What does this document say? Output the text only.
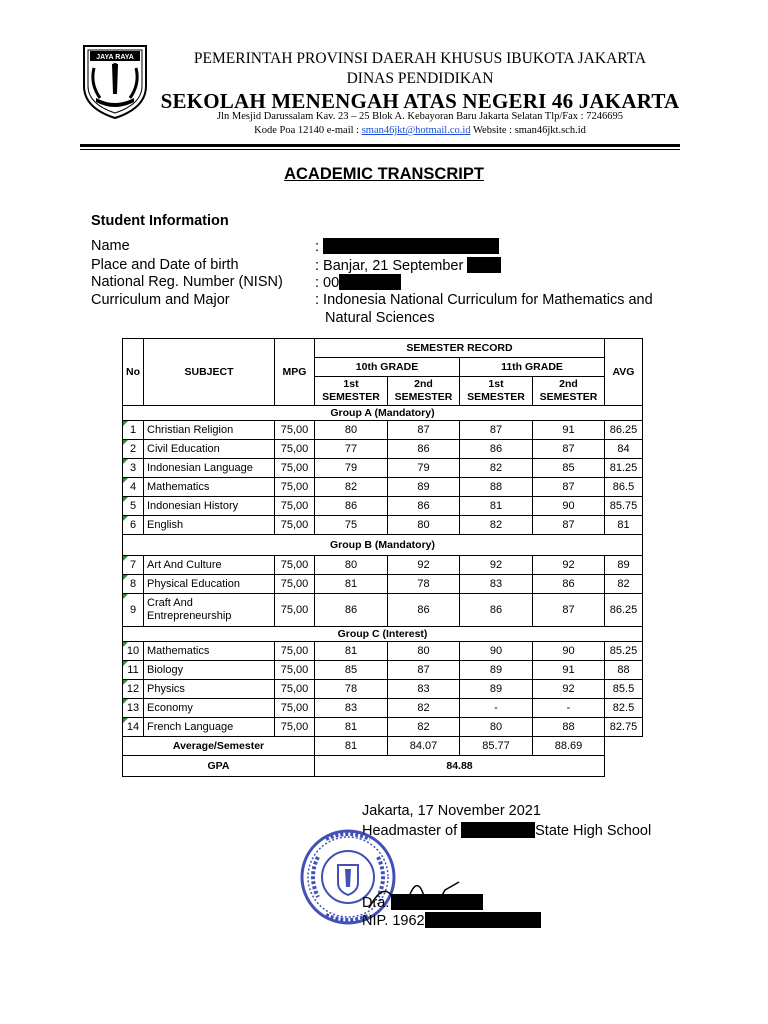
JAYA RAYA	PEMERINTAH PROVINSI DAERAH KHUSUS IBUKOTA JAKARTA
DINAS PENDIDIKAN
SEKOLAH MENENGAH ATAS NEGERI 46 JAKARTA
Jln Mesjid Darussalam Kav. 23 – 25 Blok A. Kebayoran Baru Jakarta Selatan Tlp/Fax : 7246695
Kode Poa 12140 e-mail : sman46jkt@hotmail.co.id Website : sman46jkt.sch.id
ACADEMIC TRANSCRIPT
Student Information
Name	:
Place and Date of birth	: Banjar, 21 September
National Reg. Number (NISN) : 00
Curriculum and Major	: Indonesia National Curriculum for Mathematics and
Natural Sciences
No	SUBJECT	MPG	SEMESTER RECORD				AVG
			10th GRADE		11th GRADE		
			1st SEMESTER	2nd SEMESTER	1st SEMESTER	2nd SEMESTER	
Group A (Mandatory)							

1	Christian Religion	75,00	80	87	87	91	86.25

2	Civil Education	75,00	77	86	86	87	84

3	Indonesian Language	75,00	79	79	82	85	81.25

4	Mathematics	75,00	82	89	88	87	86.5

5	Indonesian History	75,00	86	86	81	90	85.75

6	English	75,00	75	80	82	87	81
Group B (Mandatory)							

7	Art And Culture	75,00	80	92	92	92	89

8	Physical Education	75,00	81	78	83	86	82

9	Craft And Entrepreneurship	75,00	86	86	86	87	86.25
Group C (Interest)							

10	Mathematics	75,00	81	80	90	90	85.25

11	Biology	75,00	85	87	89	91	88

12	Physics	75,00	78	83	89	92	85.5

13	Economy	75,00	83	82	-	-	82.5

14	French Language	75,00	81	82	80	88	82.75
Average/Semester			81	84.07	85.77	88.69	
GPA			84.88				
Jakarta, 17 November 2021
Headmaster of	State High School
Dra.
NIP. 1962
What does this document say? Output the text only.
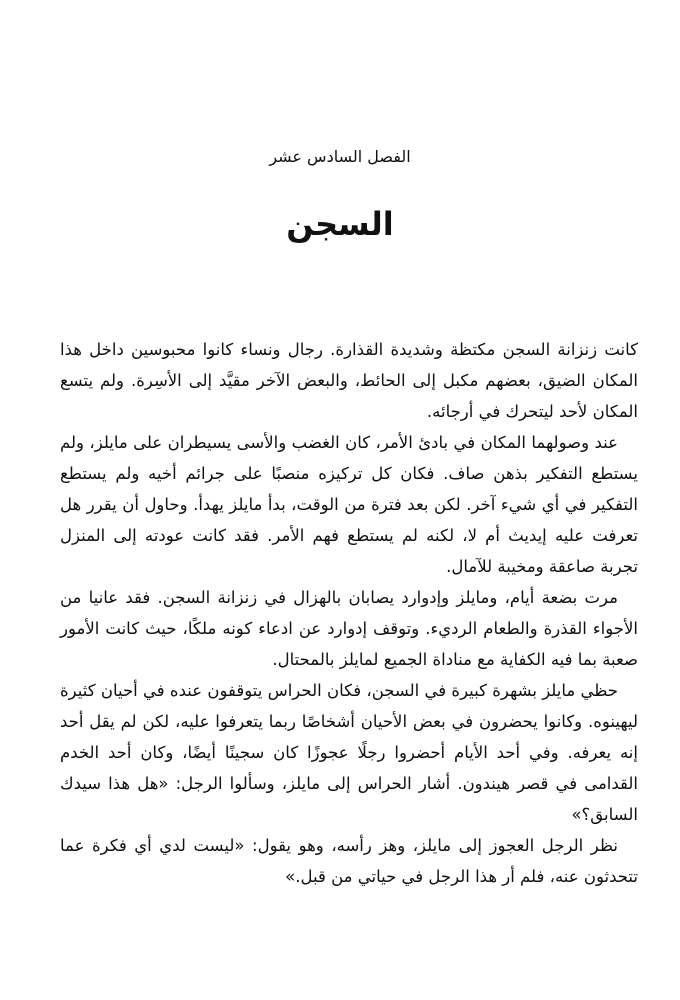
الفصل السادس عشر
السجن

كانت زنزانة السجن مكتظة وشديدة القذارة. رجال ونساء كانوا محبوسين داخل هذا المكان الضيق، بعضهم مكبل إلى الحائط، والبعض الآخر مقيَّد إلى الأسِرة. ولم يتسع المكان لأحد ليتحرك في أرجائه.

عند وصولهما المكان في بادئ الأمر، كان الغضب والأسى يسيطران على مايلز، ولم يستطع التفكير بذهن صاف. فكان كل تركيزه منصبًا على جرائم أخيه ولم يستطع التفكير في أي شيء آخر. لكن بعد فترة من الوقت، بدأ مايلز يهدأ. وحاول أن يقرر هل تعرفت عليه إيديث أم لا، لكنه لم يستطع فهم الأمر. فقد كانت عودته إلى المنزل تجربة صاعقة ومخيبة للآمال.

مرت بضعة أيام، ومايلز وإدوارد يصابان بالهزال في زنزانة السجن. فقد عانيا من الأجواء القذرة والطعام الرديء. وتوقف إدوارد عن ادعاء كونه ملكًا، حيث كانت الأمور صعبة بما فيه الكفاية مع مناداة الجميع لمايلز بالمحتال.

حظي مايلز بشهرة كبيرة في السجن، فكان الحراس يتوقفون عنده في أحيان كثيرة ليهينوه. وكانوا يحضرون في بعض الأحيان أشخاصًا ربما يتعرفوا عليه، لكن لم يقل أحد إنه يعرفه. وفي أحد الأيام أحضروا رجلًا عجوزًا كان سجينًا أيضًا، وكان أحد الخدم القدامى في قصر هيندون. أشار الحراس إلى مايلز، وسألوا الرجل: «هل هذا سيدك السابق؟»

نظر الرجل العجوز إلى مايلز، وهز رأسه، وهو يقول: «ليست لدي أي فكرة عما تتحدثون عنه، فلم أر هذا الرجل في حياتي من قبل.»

┄┄┄┄┄┄

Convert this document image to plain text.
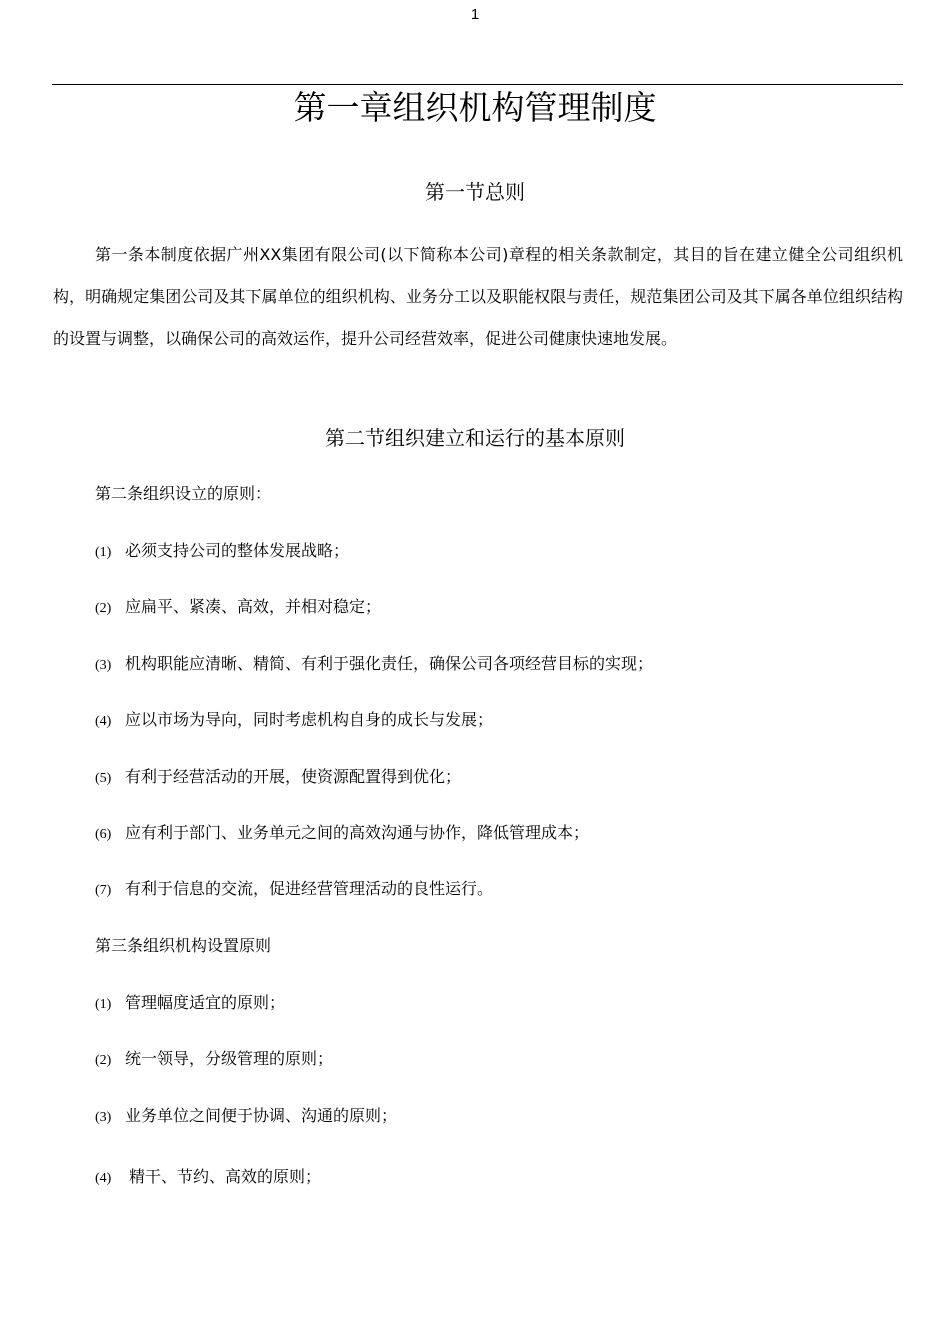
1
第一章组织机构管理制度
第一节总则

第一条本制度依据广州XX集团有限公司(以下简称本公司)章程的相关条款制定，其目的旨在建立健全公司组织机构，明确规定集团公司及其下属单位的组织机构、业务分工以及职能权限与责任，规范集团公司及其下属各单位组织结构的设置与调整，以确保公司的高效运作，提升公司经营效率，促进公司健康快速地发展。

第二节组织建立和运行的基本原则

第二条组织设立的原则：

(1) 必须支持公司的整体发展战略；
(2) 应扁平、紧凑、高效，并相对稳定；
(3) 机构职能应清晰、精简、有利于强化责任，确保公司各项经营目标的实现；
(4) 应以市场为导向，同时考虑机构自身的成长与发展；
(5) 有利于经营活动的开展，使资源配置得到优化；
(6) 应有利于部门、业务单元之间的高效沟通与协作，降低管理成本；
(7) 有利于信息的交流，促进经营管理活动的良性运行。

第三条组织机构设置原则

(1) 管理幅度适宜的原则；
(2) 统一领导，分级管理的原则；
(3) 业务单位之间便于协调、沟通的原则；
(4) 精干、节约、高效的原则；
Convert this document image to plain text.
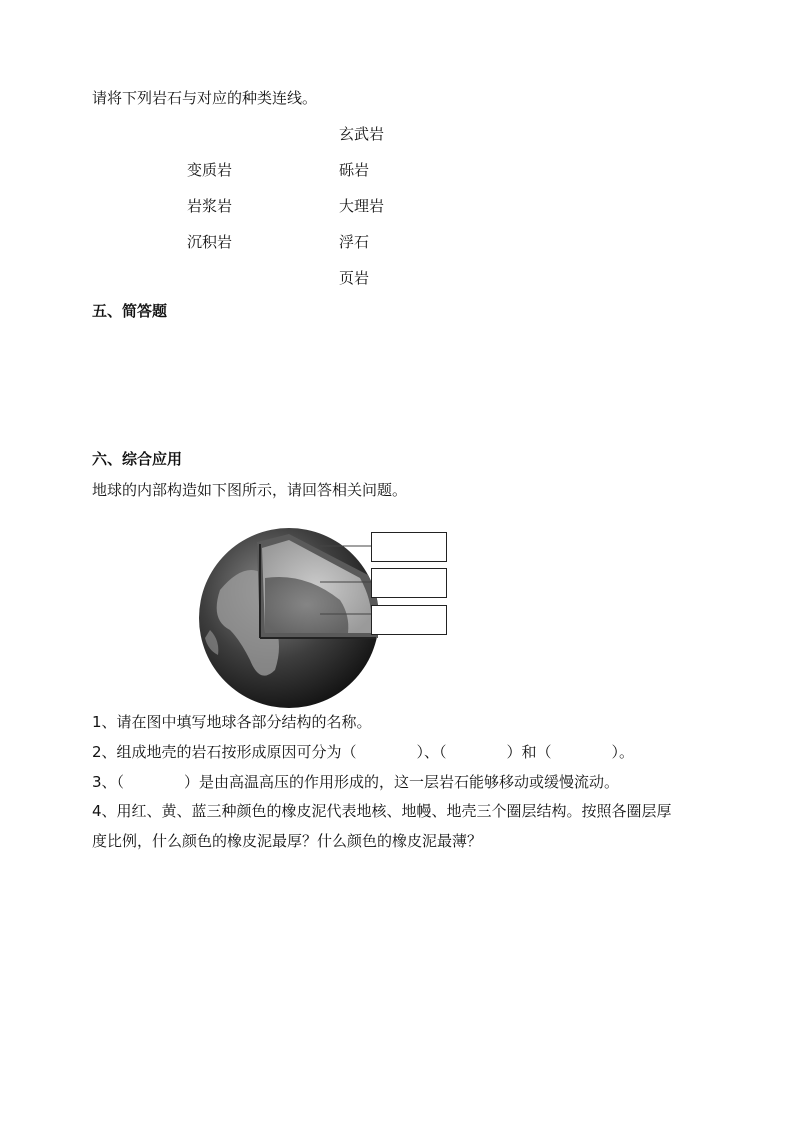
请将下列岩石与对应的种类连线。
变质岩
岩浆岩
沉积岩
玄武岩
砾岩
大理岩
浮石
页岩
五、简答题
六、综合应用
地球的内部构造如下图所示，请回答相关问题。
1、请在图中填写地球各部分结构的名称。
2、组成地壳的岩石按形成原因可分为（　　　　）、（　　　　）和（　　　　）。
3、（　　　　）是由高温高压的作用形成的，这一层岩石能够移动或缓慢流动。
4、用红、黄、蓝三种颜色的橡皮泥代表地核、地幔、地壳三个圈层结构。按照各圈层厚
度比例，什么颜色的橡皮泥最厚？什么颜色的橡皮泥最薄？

┄┄┄┄┄┄

• Exercise requirements:
List every line above that contains the word "National".

• Expected output:
National Reg. Number (NISN) : 00
Curriculum and Major	: Indonesia National Curriculum for Mathematics and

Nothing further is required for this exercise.